┏━━

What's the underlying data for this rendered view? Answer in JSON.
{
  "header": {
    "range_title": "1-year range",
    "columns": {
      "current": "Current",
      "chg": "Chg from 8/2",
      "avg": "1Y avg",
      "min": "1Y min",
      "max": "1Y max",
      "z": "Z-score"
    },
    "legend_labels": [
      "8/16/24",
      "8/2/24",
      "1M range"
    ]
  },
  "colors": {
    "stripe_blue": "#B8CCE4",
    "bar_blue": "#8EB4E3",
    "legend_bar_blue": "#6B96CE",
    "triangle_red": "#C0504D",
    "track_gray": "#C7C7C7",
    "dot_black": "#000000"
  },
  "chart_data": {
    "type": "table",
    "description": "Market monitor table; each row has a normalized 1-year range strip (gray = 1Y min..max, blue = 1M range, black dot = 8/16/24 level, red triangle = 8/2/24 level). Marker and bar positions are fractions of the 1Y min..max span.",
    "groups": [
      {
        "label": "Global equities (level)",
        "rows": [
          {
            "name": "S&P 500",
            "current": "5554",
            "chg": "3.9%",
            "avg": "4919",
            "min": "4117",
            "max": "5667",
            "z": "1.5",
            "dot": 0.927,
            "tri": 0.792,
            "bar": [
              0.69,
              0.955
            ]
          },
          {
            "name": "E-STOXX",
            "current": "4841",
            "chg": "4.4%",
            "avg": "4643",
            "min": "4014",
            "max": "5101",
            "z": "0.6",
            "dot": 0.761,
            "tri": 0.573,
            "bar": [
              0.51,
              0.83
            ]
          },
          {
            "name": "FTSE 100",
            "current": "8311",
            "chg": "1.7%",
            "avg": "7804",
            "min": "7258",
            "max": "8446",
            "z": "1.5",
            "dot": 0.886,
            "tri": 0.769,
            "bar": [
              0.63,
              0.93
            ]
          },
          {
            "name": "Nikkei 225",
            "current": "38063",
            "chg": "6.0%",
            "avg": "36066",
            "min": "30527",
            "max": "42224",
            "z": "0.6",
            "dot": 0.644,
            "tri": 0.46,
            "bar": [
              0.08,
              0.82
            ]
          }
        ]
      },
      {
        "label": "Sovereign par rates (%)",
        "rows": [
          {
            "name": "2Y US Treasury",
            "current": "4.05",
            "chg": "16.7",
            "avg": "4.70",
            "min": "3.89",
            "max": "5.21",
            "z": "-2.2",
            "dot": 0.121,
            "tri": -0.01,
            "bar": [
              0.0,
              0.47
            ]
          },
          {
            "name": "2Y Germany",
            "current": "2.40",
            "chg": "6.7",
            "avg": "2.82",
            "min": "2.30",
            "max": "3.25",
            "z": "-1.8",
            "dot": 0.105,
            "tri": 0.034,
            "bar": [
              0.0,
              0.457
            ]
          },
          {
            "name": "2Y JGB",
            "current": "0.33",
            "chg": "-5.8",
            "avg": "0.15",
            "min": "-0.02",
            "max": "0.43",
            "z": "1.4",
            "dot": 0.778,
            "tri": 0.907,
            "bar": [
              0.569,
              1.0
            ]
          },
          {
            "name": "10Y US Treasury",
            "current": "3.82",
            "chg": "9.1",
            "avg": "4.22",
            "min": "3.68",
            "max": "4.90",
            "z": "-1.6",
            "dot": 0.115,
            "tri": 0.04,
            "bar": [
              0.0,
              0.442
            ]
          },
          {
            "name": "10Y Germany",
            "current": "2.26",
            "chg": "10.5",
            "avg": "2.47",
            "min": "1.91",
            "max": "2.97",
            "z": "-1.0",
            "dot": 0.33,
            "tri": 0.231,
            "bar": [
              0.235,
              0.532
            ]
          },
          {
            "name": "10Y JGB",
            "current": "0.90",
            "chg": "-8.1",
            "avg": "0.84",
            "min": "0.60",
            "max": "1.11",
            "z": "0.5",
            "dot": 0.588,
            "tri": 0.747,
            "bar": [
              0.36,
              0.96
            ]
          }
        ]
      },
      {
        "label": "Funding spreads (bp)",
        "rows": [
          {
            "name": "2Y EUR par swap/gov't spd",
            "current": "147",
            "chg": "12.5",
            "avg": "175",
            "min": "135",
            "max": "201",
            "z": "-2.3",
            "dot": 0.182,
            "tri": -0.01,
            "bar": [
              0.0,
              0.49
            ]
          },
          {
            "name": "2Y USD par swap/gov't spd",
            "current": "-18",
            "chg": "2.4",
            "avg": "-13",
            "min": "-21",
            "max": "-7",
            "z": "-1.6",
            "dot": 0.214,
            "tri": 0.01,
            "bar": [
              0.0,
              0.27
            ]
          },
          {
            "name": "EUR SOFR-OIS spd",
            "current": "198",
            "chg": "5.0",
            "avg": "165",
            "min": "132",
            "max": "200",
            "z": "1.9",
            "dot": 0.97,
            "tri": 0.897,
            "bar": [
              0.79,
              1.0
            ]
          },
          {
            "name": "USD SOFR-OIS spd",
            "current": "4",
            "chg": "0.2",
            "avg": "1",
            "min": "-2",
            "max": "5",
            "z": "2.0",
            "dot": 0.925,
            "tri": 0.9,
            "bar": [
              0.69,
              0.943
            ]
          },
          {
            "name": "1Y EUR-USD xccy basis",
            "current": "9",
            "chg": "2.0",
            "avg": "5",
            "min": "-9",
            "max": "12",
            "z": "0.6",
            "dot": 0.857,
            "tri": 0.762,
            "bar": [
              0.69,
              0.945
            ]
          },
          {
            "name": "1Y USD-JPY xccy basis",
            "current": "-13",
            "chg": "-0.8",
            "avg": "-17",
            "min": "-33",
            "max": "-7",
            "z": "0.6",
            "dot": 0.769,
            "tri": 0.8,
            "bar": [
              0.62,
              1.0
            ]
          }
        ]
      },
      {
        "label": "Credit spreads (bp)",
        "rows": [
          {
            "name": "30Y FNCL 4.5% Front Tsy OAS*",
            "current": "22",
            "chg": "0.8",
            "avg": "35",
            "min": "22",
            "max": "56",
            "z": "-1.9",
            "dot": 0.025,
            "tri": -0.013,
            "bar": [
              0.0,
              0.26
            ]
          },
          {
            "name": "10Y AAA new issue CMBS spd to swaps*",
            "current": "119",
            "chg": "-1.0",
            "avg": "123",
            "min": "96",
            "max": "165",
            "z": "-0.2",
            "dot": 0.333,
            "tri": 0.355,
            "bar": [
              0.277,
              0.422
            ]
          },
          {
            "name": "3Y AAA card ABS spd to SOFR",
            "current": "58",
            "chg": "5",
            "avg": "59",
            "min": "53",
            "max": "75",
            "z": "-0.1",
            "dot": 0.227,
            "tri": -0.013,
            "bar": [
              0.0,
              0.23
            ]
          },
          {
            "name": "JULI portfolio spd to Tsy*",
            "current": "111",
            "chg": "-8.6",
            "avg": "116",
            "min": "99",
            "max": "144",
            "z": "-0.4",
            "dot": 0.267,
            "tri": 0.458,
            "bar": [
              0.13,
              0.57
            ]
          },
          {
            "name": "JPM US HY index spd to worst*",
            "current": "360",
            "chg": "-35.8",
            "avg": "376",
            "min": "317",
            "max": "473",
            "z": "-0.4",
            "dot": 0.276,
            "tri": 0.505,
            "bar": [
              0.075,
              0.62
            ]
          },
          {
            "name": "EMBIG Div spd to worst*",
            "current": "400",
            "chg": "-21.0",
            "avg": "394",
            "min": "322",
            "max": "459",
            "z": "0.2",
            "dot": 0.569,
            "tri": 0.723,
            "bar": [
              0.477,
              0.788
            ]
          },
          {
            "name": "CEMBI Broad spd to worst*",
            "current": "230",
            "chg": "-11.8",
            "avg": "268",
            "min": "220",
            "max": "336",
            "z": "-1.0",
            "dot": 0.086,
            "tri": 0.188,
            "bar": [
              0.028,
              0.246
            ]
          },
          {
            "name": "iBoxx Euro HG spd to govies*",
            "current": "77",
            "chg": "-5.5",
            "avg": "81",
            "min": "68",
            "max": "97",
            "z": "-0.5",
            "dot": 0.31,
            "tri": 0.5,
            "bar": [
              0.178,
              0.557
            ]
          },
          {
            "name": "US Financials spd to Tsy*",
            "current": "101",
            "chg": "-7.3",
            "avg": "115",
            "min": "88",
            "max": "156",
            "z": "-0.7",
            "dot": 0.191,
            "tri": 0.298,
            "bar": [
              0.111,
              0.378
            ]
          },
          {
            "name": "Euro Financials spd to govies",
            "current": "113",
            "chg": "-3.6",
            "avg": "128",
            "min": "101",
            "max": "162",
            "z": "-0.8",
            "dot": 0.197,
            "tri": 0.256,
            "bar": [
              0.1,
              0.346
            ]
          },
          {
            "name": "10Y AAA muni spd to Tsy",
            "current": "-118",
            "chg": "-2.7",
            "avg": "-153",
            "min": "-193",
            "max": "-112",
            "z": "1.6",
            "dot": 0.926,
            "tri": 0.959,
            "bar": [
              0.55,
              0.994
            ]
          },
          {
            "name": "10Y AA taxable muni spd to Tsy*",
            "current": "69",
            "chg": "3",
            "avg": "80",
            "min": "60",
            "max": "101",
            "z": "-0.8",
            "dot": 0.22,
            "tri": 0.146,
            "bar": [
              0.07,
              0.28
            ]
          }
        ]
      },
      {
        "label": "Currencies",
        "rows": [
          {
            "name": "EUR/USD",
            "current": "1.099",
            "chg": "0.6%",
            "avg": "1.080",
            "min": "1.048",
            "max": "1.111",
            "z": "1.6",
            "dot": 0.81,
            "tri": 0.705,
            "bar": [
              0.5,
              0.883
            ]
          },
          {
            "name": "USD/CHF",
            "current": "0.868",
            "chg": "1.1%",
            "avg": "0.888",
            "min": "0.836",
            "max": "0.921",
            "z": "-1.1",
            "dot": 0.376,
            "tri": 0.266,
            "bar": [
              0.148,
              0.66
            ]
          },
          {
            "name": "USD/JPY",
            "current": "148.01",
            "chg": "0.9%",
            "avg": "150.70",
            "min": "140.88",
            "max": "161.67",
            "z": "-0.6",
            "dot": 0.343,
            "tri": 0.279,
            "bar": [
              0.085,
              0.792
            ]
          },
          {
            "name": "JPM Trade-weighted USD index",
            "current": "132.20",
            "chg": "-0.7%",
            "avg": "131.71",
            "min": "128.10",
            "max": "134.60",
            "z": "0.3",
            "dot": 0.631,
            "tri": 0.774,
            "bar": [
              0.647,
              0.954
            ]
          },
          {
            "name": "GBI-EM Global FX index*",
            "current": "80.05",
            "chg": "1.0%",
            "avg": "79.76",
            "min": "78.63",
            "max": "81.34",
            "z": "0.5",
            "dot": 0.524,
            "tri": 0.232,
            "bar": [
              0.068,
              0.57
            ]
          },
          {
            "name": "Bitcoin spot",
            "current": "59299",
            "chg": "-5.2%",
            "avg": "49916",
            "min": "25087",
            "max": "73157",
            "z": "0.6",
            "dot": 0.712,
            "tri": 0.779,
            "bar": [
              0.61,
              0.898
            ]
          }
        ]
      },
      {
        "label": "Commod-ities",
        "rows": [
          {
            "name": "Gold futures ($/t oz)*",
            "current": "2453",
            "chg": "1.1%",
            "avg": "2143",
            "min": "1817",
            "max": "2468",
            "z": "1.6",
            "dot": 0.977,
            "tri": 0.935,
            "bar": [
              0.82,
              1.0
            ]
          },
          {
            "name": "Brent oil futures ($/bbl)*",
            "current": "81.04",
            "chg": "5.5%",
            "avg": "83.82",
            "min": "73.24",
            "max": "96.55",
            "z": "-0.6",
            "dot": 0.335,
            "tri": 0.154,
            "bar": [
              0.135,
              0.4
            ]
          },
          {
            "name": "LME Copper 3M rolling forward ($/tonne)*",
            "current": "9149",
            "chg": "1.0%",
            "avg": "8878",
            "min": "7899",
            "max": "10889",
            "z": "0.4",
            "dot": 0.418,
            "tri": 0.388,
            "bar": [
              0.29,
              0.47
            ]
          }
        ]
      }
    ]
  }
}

┗━━

Search the entries for the word "basis" and pick out every line that holds it.

            "name": "1Y EUR-USD xccy basis",
            "name": "1Y USD-JPY xccy basis",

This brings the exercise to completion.